- [EXERCISE GOAL] Repeat each entry in full, exactly.

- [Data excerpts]
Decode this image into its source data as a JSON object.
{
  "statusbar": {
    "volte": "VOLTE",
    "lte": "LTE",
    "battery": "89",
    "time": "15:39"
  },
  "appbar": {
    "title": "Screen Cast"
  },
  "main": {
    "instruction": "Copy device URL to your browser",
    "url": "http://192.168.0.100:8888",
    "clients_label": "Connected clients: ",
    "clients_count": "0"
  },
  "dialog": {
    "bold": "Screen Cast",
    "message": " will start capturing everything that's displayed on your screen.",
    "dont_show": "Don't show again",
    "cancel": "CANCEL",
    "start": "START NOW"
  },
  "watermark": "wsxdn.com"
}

- [EXPECTED ANSWER]
Decode this image into its source data as a JSON object.
{
  "statusbar": {
    "volte": "VOLTE",
    "lte": "LTE",
    "battery": "89",
    "time": "15:39"
  },
  "appbar": {
    "title": "Screen Cast"
  },
  "main": {
    "instruction": "Copy device URL to your browser",
    "url": "http://192.168.0.100:8888",
    "clients_label": "Connected clients: ",
    "clients_count": "0"
  },
  "dialog": {
    "bold": "Screen Cast",
    "message": " will start capturing everything that's displayed on your screen.",
    "dont_show": "Don't show again",
    "cancel": "CANCEL",
    "start": "START NOW"
  },
  "watermark": "wsxdn.com"
}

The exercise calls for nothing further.